Go through each line of the records below and count those with the word "literary"; give only the total.

──────── Input for this task ────────

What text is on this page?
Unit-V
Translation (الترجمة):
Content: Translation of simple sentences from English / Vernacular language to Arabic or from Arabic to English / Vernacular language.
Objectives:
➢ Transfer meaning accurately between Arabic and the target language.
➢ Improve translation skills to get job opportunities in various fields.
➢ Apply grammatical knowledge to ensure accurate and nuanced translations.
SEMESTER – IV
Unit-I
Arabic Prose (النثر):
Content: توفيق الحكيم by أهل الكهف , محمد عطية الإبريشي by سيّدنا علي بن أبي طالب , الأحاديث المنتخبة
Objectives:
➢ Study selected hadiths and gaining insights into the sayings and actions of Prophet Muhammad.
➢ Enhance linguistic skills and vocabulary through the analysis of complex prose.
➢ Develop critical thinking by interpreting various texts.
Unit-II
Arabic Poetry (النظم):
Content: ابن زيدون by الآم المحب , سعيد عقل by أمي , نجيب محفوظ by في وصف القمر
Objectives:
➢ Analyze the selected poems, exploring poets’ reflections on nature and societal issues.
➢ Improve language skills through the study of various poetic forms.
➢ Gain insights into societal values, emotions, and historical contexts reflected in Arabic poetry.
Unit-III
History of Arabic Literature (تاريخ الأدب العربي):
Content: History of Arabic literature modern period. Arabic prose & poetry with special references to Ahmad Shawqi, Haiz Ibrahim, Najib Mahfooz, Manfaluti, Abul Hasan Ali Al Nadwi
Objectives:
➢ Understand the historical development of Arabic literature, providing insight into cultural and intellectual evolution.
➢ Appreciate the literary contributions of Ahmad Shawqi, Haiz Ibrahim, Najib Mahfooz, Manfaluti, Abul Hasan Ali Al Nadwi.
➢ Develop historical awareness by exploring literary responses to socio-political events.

────────

== Exercise answer ==
2